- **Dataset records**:
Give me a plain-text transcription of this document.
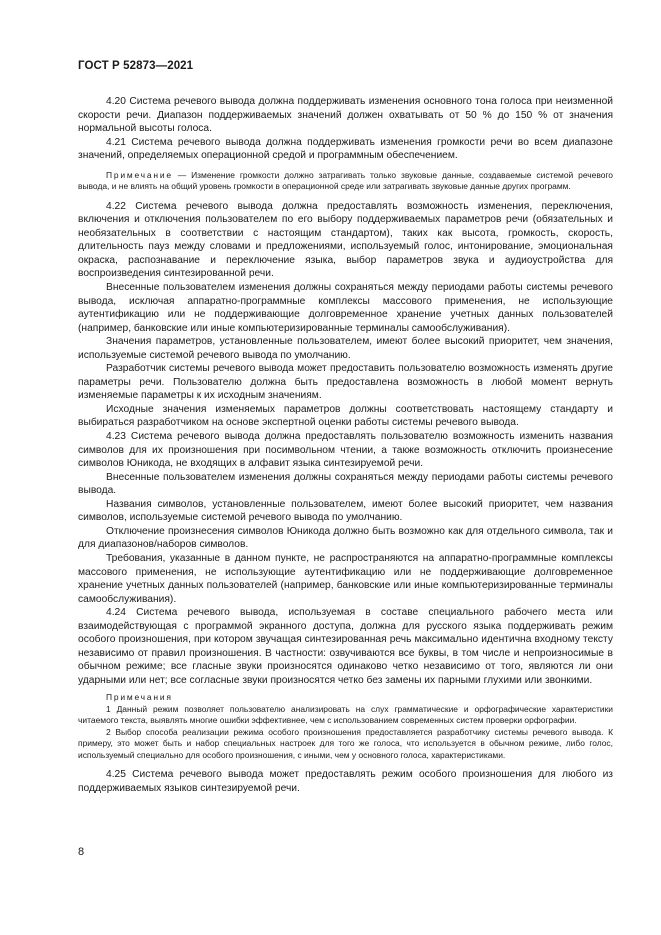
ГОСТ Р 52873—2021

4.20 Система речевого вывода должна поддерживать изменения основного тона голоса при неизменной скорости речи. Диапазон поддерживаемых значений должен охватывать от 50 % до 150 % от значения нормальной высоты голоса.

4.21 Система речевого вывода должна поддерживать изменения громкости речи во всем диапазоне значений, определяемых операционной средой и программным обеспечением.

Примечание — Изменение громкости должно затрагивать только звуковые данные, создаваемые системой речевого вывода, и не влиять на общий уровень громкости в операционной среде или затрагивать звуковые данные других программ.

4.22 Система речевого вывода должна предоставлять возможность изменения, переключения, включения и отключения пользователем по его выбору поддерживаемых параметров речи (обязательных и необязательных в соответствии с настоящим стандартом), таких как высота, громкость, скорость, длительность пауз между словами и предложениями, используемый голос, интонирование, эмоциональная окраска, распознавание и переключение языка, выбор параметров звука и аудиоустройства для воспроизведения синтезированной речи.

Внесенные пользователем изменения должны сохраняться между периодами работы системы речевого вывода, исключая аппаратно-программные комплексы массового применения, не использующие аутентификацию или не поддерживающие долговременное хранение учетных данных пользователей (например, банковские или иные компьютеризированные терминалы самообслуживания).

Значения параметров, установленные пользователем, имеют более высокий приоритет, чем значения, используемые системой речевого вывода по умолчанию.

Разработчик системы речевого вывода может предоставить пользователю возможность изменять другие параметры речи. Пользователю должна быть предоставлена возможность в любой момент вернуть изменяемые параметры к их исходным значениям.

Исходные значения изменяемых параметров должны соответствовать настоящему стандарту и выбираться разработчиком на основе экспертной оценки работы системы речевого вывода.

4.23 Система речевого вывода должна предоставлять пользователю возможность изменить названия символов для их произношения при посимвольном чтении, а также возможность отключить произнесение символов Юникода, не входящих в алфавит языка синтезируемой речи.

Внесенные пользователем изменения должны сохраняться между периодами работы системы речевого вывода.

Названия символов, установленные пользователем, имеют более высокий приоритет, чем названия символов, используемые системой речевого вывода по умолчанию.

Отключение произнесения символов Юникода должно быть возможно как для отдельного символа, так и для диапазонов/наборов символов.

Требования, указанные в данном пункте, не распространяются на аппаратно-программные комплексы массового применения, не использующие аутентификацию или не поддерживающие долговременное хранение учетных данных пользователей (например, банковские или иные компьютеризированные терминалы самообслуживания).

4.24 Система речевого вывода, используемая в составе специального рабочего места или взаимодействующая с программой экранного доступа, должна для русского языка поддерживать режим особого произношения, при котором звучащая синтезированная речь максимально идентична входному тексту независимо от правил произношения. В частности: озвучиваются все буквы, в том числе и непроизносимые в обычном режиме; все гласные звуки произносятся одинаково четко независимо от того, являются ли они ударными или нет; все согласные звуки произносятся четко без замены их парными глухими или звонкими.

Примечания

1 Данный режим позволяет пользователю анализировать на слух грамматические и орфографические характеристики читаемого текста, выявлять многие ошибки эффективнее, чем с использованием современных систем проверки орфографии.

2 Выбор способа реализации режима особого произношения предоставляется разработчику системы речевого вывода. К примеру, это может быть и набор специальных настроек для того же голоса, что используется в обычном режиме, либо голос, используемый специально для особого произношения, с иными, чем у основного голоса, характеристиками.

4.25 Система речевого вывода может предоставлять режим особого произношения для любого из поддерживаемых языков синтезируемой речи.

8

- **What is required**:
Reproduce the records, all of them, word for word; omit the pictures.

- **Completed task**:
Give me a plain-text transcription of this document.
ГОСТ Р 52873—2021

4.20 Система речевого вывода должна поддерживать изменения основного тона голоса при неизменной скорости речи. Диапазон поддерживаемых значений должен охватывать от 50 % до 150 % от значения нормальной высоты голоса.

4.21 Система речевого вывода должна поддерживать изменения громкости речи во всем диапазоне значений, определяемых операционной средой и программным обеспечением.

Примечание — Изменение громкости должно затрагивать только звуковые данные, создаваемые системой речевого вывода, и не влиять на общий уровень громкости в операционной среде или затрагивать звуковые данные других программ.

4.22 Система речевого вывода должна предоставлять возможность изменения, переключения, включения и отключения пользователем по его выбору поддерживаемых параметров речи (обязательных и необязательных в соответствии с настоящим стандартом), таких как высота, громкость, скорость, длительность пауз между словами и предложениями, используемый голос, интонирование, эмоциональная окраска, распознавание и переключение языка, выбор параметров звука и аудиоустройства для воспроизведения синтезированной речи.

Внесенные пользователем изменения должны сохраняться между периодами работы системы речевого вывода, исключая аппаратно-программные комплексы массового применения, не использующие аутентификацию или не поддерживающие долговременное хранение учетных данных пользователей (например, банковские или иные компьютеризированные терминалы самообслуживания).

Значения параметров, установленные пользователем, имеют более высокий приоритет, чем значения, используемые системой речевого вывода по умолчанию.

Разработчик системы речевого вывода может предоставить пользователю возможность изменять другие параметры речи. Пользователю должна быть предоставлена возможность в любой момент вернуть изменяемые параметры к их исходным значениям.

Исходные значения изменяемых параметров должны соответствовать настоящему стандарту и выбираться разработчиком на основе экспертной оценки работы системы речевого вывода.

4.23 Система речевого вывода должна предоставлять пользователю возможность изменить названия символов для их произношения при посимвольном чтении, а также возможность отключить произнесение символов Юникода, не входящих в алфавит языка синтезируемой речи.

Внесенные пользователем изменения должны сохраняться между периодами работы системы речевого вывода.

Названия символов, установленные пользователем, имеют более высокий приоритет, чем названия символов, используемые системой речевого вывода по умолчанию.

Отключение произнесения символов Юникода должно быть возможно как для отдельного символа, так и для диапазонов/наборов символов.

Требования, указанные в данном пункте, не распространяются на аппаратно-программные комплексы массового применения, не использующие аутентификацию или не поддерживающие долговременное хранение учетных данных пользователей (например, банковские или иные компьютеризированные терминалы самообслуживания).

4.24 Система речевого вывода, используемая в составе специального рабочего места или взаимодействующая с программой экранного доступа, должна для русского языка поддерживать режим особого произношения, при котором звучащая синтезированная речь максимально идентична входному тексту независимо от правил произношения. В частности: озвучиваются все буквы, в том числе и непроизносимые в обычном режиме; все гласные звуки произносятся одинаково четко независимо от того, являются ли они ударными или нет; все согласные звуки произносятся четко без замены их парными глухими или звонкими.

Примечания

1 Данный режим позволяет пользователю анализировать на слух грамматические и орфографические характеристики читаемого текста, выявлять многие ошибки эффективнее, чем с использованием современных систем проверки орфографии.

2 Выбор способа реализации режима особого произношения предоставляется разработчику системы речевого вывода. К примеру, это может быть и набор специальных настроек для того же голоса, что используется в обычном режиме, либо голос, используемый специально для особого произношения, с иными, чем у основного голоса, характеристиками.

4.25 Система речевого вывода может предоставлять режим особого произношения для любого из поддерживаемых языков синтезируемой речи.

8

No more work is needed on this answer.